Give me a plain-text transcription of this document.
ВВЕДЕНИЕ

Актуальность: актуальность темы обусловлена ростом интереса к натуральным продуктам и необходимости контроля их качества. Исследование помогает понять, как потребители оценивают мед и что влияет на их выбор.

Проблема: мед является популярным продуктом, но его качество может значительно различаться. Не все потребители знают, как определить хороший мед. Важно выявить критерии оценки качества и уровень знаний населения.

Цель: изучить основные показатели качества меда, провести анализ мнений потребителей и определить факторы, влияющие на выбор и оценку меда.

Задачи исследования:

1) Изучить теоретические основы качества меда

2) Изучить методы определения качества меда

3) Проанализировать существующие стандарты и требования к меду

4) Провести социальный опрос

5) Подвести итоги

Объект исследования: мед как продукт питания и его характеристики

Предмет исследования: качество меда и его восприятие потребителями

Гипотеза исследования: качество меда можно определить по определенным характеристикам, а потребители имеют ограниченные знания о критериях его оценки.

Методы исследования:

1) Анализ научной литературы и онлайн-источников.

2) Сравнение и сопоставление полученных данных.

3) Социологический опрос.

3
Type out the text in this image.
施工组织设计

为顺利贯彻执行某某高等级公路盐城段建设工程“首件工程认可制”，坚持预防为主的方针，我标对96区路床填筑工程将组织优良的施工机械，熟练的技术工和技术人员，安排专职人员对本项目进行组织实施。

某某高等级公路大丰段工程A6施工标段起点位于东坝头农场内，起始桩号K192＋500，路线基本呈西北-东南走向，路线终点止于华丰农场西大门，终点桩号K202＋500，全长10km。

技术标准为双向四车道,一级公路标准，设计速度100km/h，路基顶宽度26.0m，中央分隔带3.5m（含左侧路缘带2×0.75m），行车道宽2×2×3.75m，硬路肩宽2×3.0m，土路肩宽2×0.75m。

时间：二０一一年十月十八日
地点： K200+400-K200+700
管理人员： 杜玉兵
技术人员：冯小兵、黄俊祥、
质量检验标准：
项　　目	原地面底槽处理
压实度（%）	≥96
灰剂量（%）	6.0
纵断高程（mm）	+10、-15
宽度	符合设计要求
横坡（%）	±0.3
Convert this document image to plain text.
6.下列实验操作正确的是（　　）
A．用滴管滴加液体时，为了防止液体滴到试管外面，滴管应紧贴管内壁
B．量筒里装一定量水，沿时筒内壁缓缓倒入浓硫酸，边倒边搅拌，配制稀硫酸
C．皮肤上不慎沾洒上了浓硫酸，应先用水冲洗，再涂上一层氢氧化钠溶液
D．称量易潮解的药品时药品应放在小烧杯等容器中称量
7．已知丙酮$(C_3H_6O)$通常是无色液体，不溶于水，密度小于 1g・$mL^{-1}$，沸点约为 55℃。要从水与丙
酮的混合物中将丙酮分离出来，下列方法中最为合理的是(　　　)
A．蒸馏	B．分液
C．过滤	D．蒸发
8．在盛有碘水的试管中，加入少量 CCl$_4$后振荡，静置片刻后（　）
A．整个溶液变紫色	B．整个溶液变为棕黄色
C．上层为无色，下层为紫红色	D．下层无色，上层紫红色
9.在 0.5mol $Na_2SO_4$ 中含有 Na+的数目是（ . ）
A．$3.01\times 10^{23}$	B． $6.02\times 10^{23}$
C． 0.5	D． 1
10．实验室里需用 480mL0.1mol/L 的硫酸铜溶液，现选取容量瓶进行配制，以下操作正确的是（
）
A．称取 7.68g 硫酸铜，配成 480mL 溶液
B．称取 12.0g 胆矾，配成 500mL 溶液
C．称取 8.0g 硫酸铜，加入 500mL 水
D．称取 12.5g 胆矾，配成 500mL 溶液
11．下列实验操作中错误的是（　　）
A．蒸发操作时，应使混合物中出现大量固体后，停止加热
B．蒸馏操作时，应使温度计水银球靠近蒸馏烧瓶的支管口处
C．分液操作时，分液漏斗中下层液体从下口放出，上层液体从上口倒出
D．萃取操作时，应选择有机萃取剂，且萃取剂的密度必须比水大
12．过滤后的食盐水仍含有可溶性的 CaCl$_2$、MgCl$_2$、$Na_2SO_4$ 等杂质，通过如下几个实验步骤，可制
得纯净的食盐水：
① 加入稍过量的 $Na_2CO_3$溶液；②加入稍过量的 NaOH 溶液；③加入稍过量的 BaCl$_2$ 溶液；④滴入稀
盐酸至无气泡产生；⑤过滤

==*==

## Written task:
Transcribe all lines as written.

## Output:
Give me a plain-text transcription of this document.
ВВЕДЕНИЕ

Актуальность: актуальность темы обусловлена ростом интереса к натуральным продуктам и необходимости контроля их качества. Исследование помогает понять, как потребители оценивают мед и что влияет на их выбор.

Проблема: мед является популярным продуктом, но его качество может значительно различаться. Не все потребители знают, как определить хороший мед. Важно выявить критерии оценки качества и уровень знаний населения.

Цель: изучить основные показатели качества меда, провести анализ мнений потребителей и определить факторы, влияющие на выбор и оценку меда.

Задачи исследования:

1) Изучить теоретические основы качества меда

2) Изучить методы определения качества меда

3) Проанализировать существующие стандарты и требования к меду

4) Провести социальный опрос

5) Подвести итоги

Объект исследования: мед как продукт питания и его характеристики

Предмет исследования: качество меда и его восприятие потребителями

Гипотеза исследования: качество меда можно определить по определенным характеристикам, а потребители имеют ограниченные знания о критериях его оценки.

Методы исследования:

1) Анализ научной литературы и онлайн-источников.

2) Сравнение и сопоставление полученных данных.

3) Социологический опрос.

3
Type out the text in this image.
施工组织设计

为顺利贯彻执行某某高等级公路盐城段建设工程“首件工程认可制”，坚持预防为主的方针，我标对96区路床填筑工程将组织优良的施工机械，熟练的技术工和技术人员，安排专职人员对本项目进行组织实施。

某某高等级公路大丰段工程A6施工标段起点位于东坝头农场内，起始桩号K192＋500，路线基本呈西北-东南走向，路线终点止于华丰农场西大门，终点桩号K202＋500，全长10km。

技术标准为双向四车道,一级公路标准，设计速度100km/h，路基顶宽度26.0m，中央分隔带3.5m（含左侧路缘带2×0.75m），行车道宽2×2×3.75m，硬路肩宽2×3.0m，土路肩宽2×0.75m。

时间：二０一一年十月十八日
地点： K200+400-K200+700
管理人员： 杜玉兵
技术人员：冯小兵、黄俊祥、
质量检验标准：
项　　目	原地面底槽处理
压实度（%）	≥96
灰剂量（%）	6.0
纵断高程（mm）	+10、-15
宽度	符合设计要求
横坡（%）	±0.3
Convert this document image to plain text.
6.下列实验操作正确的是（　　）
A．用滴管滴加液体时，为了防止液体滴到试管外面，滴管应紧贴管内壁
B．量筒里装一定量水，沿时筒内壁缓缓倒入浓硫酸，边倒边搅拌，配制稀硫酸
C．皮肤上不慎沾洒上了浓硫酸，应先用水冲洗，再涂上一层氢氧化钠溶液
D．称量易潮解的药品时药品应放在小烧杯等容器中称量
7．已知丙酮$(C_3H_6O)$通常是无色液体，不溶于水，密度小于 1g・$mL^{-1}$，沸点约为 55℃。要从水与丙
酮的混合物中将丙酮分离出来，下列方法中最为合理的是(　　　)
A．蒸馏	B．分液
C．过滤	D．蒸发
8．在盛有碘水的试管中，加入少量 CCl$_4$后振荡，静置片刻后（　）
A．整个溶液变紫色	B．整个溶液变为棕黄色
C．上层为无色，下层为紫红色	D．下层无色，上层紫红色
9.在 0.5mol $Na_2SO_4$ 中含有 Na+的数目是（ . ）
A．$3.01\times 10^{23}$	B． $6.02\times 10^{23}$
C． 0.5	D． 1
10．实验室里需用 480mL0.1mol/L 的硫酸铜溶液，现选取容量瓶进行配制，以下操作正确的是（
）
A．称取 7.68g 硫酸铜，配成 480mL 溶液
B．称取 12.0g 胆矾，配成 500mL 溶液
C．称取 8.0g 硫酸铜，加入 500mL 水
D．称取 12.5g 胆矾，配成 500mL 溶液
11．下列实验操作中错误的是（　　）
A．蒸发操作时，应使混合物中出现大量固体后，停止加热
B．蒸馏操作时，应使温度计水银球靠近蒸馏烧瓶的支管口处
C．分液操作时，分液漏斗中下层液体从下口放出，上层液体从上口倒出
D．萃取操作时，应选择有机萃取剂，且萃取剂的密度必须比水大
12．过滤后的食盐水仍含有可溶性的 CaCl$_2$、MgCl$_2$、$Na_2SO_4$ 等杂质，通过如下几个实验步骤，可制
得纯净的食盐水：
① 加入稍过量的 $Na_2CO_3$溶液；②加入稍过量的 NaOH 溶液；③加入稍过量的 BaCl$_2$ 溶液；④滴入稀
盐酸至无气泡产生；⑤过滤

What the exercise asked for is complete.